_What to work on_: Which lines of the records contain "from"? Collect every one of them.

_Material for this task_:
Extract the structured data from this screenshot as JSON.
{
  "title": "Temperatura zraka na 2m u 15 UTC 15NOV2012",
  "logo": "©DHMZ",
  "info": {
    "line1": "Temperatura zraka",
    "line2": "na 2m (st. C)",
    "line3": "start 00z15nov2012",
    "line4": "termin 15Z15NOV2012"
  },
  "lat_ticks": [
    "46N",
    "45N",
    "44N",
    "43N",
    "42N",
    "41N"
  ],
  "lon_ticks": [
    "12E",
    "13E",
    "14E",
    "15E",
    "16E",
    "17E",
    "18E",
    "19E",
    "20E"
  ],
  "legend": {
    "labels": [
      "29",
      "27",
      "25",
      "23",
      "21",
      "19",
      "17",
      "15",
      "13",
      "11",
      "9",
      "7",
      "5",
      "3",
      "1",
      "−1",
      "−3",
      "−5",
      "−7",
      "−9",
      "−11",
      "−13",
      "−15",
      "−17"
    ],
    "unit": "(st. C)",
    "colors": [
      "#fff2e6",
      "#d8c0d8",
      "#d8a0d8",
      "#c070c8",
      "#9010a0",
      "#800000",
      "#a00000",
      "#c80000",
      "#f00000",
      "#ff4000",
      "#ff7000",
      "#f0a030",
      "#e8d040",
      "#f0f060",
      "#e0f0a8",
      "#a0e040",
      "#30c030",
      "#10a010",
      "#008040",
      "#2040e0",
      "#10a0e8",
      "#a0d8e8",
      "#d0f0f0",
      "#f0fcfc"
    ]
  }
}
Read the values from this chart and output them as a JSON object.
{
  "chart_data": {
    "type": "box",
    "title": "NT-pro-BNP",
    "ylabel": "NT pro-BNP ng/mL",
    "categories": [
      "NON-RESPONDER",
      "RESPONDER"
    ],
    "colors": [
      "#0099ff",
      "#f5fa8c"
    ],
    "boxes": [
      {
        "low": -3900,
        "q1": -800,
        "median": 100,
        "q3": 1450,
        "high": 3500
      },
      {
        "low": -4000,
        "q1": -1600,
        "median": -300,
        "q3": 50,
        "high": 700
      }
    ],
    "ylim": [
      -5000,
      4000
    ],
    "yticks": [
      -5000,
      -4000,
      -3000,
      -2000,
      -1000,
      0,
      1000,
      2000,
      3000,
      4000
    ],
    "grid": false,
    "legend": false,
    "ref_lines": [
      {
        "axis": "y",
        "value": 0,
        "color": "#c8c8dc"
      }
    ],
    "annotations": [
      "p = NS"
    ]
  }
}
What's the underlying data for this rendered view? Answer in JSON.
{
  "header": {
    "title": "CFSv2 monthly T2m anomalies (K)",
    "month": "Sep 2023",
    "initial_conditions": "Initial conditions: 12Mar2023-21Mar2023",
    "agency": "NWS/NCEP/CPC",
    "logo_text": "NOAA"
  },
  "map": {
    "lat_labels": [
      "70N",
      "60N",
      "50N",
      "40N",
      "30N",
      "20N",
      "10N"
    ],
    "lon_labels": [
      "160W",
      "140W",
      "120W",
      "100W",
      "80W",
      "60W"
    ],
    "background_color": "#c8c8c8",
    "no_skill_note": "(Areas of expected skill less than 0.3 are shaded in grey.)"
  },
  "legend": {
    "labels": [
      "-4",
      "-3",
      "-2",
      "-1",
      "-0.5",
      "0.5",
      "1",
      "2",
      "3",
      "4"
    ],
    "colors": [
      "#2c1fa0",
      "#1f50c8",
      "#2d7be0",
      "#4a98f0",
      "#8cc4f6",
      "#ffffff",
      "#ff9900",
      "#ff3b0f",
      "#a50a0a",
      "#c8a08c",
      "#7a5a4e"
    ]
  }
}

--

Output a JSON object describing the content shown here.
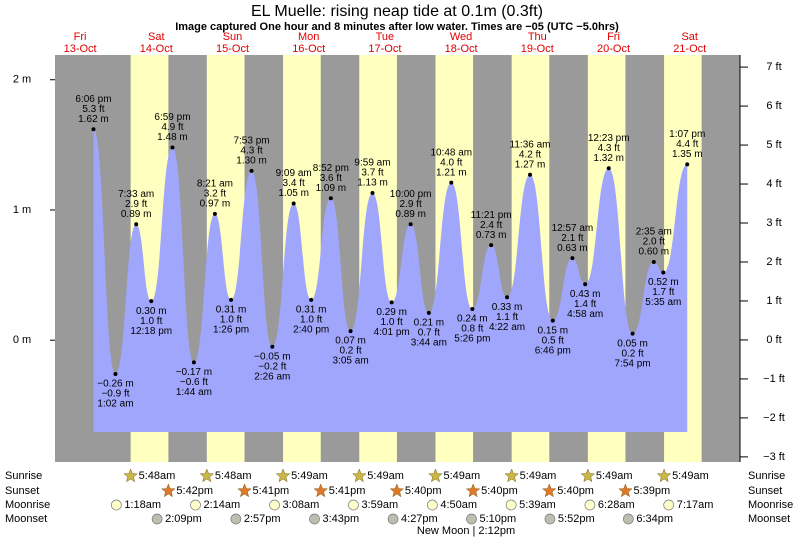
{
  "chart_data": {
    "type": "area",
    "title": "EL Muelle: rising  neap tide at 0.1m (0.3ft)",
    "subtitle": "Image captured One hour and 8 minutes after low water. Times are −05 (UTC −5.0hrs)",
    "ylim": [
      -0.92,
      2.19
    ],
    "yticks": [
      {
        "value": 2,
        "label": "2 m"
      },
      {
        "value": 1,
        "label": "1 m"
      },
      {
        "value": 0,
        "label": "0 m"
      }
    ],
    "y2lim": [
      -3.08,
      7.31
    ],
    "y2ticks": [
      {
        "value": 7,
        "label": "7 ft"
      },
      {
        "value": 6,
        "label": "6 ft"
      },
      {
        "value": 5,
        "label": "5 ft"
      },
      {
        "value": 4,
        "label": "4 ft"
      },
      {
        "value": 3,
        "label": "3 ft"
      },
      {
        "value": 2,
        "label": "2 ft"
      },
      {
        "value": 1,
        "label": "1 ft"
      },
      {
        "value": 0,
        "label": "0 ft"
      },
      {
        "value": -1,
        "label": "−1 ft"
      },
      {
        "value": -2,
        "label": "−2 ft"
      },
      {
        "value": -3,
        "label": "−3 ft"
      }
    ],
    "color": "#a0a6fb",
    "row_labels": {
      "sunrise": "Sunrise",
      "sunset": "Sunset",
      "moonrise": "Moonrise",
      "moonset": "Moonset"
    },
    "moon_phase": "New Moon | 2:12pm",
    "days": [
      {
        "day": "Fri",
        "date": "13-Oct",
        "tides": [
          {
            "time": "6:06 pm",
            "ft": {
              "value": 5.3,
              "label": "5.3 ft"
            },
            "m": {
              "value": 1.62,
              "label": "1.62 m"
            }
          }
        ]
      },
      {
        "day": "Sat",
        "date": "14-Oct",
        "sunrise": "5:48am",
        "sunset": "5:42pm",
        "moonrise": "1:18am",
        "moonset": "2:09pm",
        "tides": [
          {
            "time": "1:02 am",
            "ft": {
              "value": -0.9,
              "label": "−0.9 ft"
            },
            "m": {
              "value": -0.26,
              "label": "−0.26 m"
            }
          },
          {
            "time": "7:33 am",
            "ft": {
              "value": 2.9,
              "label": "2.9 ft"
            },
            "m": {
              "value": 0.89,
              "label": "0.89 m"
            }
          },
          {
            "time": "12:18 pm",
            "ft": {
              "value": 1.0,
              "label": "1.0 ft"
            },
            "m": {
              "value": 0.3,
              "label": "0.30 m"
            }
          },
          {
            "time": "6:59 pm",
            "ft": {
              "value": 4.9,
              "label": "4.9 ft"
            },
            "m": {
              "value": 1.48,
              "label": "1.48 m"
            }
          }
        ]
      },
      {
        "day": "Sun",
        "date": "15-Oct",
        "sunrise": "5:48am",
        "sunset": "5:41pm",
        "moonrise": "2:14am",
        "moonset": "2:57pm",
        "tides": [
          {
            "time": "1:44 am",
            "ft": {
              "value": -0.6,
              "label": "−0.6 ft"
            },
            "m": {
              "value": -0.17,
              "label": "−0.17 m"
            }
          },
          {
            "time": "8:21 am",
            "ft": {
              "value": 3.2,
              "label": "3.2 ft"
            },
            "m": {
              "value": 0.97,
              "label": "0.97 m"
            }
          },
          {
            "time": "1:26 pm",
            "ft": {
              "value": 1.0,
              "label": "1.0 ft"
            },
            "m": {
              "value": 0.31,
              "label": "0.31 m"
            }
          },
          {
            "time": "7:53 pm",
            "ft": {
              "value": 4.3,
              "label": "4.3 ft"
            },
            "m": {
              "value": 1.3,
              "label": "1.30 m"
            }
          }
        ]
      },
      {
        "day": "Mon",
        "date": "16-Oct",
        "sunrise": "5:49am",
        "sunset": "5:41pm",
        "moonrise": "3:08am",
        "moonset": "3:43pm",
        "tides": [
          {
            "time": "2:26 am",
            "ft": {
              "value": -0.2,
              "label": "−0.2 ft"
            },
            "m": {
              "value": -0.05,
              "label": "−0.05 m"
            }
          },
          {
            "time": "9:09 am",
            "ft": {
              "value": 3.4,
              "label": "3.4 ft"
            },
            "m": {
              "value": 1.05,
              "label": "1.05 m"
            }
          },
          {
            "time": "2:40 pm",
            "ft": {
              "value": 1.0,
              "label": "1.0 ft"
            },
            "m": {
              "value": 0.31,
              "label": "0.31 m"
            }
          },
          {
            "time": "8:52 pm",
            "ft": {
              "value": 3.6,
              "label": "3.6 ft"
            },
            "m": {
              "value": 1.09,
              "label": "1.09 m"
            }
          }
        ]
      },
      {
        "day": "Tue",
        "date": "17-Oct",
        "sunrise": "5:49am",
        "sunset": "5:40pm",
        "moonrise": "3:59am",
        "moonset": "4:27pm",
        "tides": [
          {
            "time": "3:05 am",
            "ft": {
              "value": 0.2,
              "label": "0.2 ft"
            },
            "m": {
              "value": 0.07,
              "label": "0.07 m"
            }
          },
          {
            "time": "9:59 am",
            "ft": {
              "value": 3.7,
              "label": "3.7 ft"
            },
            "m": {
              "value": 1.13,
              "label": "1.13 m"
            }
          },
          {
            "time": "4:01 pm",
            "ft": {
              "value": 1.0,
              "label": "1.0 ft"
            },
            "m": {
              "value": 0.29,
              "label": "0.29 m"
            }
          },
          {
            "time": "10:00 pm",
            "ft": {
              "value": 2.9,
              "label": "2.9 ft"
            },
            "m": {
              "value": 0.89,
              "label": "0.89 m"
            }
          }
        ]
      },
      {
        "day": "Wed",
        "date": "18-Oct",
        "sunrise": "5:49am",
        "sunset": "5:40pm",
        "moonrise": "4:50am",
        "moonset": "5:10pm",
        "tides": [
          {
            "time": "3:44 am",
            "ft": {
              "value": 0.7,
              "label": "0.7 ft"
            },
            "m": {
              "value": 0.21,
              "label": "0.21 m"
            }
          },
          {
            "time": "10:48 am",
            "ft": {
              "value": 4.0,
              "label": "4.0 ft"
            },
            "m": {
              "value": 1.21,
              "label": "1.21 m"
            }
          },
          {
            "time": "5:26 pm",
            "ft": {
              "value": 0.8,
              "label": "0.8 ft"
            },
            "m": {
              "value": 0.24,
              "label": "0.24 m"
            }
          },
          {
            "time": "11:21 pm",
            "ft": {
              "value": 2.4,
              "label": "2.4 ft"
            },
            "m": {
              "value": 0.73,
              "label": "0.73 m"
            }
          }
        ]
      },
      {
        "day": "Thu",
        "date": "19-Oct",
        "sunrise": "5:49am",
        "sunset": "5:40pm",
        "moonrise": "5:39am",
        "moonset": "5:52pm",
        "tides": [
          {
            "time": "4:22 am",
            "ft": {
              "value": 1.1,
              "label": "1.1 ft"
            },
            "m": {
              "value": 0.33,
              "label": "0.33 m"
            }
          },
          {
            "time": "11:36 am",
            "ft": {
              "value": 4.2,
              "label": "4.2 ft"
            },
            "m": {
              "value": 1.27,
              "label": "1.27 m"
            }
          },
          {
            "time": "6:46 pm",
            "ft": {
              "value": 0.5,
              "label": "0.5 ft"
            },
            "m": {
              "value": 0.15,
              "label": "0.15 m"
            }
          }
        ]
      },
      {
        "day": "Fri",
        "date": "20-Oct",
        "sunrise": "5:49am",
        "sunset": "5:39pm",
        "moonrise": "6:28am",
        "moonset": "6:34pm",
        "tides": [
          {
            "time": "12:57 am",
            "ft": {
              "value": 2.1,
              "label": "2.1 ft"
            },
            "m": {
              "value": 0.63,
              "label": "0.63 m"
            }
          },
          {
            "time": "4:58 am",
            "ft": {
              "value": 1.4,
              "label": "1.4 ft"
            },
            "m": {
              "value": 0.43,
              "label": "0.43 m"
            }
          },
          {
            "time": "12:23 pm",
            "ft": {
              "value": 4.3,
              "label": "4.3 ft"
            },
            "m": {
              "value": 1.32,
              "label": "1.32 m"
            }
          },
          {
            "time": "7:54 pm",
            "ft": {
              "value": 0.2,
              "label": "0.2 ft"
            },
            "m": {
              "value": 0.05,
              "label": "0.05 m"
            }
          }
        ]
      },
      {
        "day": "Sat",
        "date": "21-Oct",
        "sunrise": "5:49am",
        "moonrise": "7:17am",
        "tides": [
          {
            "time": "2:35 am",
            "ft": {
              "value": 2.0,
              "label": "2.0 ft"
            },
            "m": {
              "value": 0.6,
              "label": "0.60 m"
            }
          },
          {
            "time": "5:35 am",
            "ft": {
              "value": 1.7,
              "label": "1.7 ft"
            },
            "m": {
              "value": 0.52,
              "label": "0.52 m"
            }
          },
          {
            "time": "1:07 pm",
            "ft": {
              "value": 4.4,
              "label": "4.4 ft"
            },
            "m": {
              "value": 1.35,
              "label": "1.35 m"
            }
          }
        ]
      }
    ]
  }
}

_Answer to this problem_:
Extract the structured data from this screenshot as JSON.
Read the values from this chart and output them as a JSON object.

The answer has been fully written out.